Segment Start: DOCUMENT EXTRACT

Tuesday, January 08, 2019

H2 CY18 - Planted


The Game

You can't judge another investor's actions without understanding the game they're playing. There's so much underneath it... position sizing, capital flows, portfolio construction, timeframe, objectives, risk management, composition, etc... investing/trading is idiosyncratic.- @EdBorgato

True. 
We are not in the game of minimizing volatility as many institutions are. Institutions, running billions of retail money, want to retain that capital. So their objective is minimize volatility and give comfort of not-showing-any-contraction to the retail investors guys. Finally, retail gets exactly what they want.

We want to maximize returns, using volatility, still being in cheapest unloved, under researched areas of markets.  Chaos is welcome part of process, not some unexpected hindrance. Volatility is like speed breakers on the way... a car slowing at speed breakers doesn't mean the car is faulty. Best advantage to us is that 99% people view volatility and uncertainty as indigestible, and hence get off the car at wrong time.

Know the game you want to play. 

Planted
Our companies r doing well. Growing by 20-25%. The growth may not be visible, but it is working, under the hood.

Investing isn’t about PE ratios, ROEs, balance sheet analysis, company analysis … its being able to sit and take decision when everyone is losing their heads and blabbering same narrative, when the brain is freezing, prices are contracting, there is no visibility or certainity, and hopelessness all around and no new information is in sight – and still remain focused on workings of the underlying businesses in such turmoils. Our everyday OPERATIONAL HUSTLE is TO TIRE OUT THE MARKETS, not get tired out by the markets. Its not feeling down or wreaked or deprived due to falling prices. This is real face of investing.  

Some random general observations
  • Many swashbucklers of yesteryear have fallen due to governance problems - punj, ranbaxy, sun, thapars, gaurs. Major and interesting shifts are happening in Indian corporates. Shows that only conservative, non adventurous and debt free may survive in long run. Check, Billions to Bust - link.
  • Many beloved stocks are down to 2014/15 or earlier levels - Yes! No return for last 4+ years in many beloved high quality names - Tata motors, kajaria, kaya, greenply, greenlam, NBCC, vst tiller, symphony, db corp, HT, jagaran, navneet, bajaj auto, eicher, MPS, poly medi, eveready, poddar housing, bse, lupin, amara raja, gateway, emami, mayur uniquoters, sun pharma, cera, hero motors, crisil, acceleya, eclerx, dhanuka, lupin, cipla, Dr Reddy, ajanta .. list is endless. All of them were beloved stocks at some point of time. Many of them had poor capital allocation or having no growth (and hence management not going for capex) leading to PE contraction, or just repaying debt or dividends.

Segment End: DOCUMENT EXTRACT

▶ _TASK SET_:
• 1. Quote the investing post word for word, starting at "We are not in" and ending at "under the hood.".
• 2. According to the investing post, at what rate are the author's companies growing?
• 3. Which names does the investing post give as swashbucklers of yesteryear that fell due to governance problems?
The lines after the investing post have no connection to it.

Segment Start: STUDY MATERIAL

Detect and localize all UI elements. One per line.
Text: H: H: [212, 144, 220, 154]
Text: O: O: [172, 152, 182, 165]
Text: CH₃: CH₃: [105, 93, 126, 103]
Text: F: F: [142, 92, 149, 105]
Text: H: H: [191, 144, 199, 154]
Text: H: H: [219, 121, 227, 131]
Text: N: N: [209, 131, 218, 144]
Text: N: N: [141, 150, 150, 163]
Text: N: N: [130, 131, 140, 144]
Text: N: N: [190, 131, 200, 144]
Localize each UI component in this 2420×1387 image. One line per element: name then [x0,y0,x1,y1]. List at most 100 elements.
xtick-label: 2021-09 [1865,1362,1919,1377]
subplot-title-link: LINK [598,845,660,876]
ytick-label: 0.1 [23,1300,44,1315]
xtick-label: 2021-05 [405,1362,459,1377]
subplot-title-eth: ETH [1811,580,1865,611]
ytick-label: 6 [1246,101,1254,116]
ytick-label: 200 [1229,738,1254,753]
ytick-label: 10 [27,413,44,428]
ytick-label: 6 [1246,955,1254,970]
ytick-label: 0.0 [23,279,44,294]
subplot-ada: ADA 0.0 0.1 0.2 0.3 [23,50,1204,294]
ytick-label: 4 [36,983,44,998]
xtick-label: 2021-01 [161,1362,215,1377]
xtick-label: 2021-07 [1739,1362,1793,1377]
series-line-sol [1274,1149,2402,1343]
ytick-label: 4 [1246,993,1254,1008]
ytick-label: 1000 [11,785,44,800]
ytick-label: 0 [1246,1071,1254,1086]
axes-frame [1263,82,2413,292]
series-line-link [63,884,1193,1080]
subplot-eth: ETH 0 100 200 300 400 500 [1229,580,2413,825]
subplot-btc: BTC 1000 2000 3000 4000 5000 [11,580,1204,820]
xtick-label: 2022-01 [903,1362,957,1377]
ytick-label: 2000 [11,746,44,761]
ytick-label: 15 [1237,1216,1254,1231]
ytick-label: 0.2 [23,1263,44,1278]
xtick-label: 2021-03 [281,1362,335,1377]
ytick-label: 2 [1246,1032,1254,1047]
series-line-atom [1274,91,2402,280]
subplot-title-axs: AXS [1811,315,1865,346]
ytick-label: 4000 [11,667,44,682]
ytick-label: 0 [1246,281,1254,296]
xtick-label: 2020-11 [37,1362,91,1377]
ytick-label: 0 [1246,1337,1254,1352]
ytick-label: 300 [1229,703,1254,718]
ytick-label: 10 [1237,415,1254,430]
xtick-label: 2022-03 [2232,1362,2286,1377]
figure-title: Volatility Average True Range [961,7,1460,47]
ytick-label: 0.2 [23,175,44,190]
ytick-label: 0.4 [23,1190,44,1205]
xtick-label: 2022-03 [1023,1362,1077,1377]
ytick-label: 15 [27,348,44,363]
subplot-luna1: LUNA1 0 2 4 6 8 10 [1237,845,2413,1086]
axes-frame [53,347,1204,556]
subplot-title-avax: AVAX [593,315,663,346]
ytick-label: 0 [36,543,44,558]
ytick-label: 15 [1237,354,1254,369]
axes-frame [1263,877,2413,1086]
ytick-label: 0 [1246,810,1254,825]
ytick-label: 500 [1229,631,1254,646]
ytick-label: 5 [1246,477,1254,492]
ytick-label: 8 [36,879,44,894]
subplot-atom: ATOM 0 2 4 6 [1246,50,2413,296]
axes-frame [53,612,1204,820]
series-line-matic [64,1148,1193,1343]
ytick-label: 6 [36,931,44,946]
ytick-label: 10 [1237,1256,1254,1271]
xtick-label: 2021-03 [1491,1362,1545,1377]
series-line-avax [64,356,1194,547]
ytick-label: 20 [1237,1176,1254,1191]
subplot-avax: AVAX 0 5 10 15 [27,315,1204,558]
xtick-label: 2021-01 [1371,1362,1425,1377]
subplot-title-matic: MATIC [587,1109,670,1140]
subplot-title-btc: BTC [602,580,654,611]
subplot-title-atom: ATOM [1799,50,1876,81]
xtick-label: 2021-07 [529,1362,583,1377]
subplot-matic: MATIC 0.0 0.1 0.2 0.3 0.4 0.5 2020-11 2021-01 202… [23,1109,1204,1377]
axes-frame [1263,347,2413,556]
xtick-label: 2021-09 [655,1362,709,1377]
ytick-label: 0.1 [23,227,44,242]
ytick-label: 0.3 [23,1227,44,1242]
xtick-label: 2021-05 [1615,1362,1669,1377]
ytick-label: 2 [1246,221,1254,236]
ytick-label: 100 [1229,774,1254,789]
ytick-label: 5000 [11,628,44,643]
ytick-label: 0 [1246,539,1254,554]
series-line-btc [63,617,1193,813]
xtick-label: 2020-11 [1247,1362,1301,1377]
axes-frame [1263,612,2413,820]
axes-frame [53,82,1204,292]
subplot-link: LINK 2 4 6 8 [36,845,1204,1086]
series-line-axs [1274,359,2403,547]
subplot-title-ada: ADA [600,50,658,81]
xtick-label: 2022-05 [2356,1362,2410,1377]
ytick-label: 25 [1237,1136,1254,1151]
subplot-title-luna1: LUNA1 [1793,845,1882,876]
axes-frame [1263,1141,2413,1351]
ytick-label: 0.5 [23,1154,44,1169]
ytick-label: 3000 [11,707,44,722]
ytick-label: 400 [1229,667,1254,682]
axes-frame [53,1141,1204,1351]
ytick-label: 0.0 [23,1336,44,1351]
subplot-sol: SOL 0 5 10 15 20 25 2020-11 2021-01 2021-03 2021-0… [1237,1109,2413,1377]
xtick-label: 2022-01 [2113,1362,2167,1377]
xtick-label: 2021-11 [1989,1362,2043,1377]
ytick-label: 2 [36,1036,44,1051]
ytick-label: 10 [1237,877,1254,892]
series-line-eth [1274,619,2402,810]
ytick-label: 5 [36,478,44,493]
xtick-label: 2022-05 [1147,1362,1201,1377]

Segment End: STUDY MATERIAL

▶ _RESPONSES FOR EACH TASK_:
• 1.
We are not in the game of minimizing volatility as many institutions are. Institutions, running billions of retail money, want to retain that capital. So their objective is minimize volatility and give comfort of not-showing-any-contraction to the retail investors guys. Finally, retail gets exactly what they want.

We want to maximize returns, using volatility, still being in cheapest unloved, under researched areas of markets.  Chaos is welcome part of process, not some unexpected hindrance. Volatility is like speed breakers on the way... a car slowing at speed breakers doesn't mean the car is faulty. Best advantage to us is that 99% people view volatility and uncertainty as indigestible, and hence get off the car at wrong time.

Know the game you want to play. 

Planted
Our companies r doing well. Growing by 20-25%. The growth may not be visible, but it is working, under the hood.

• 2. 20-25%

• 3. punj, ranbaxy, sun, thapars, gaurs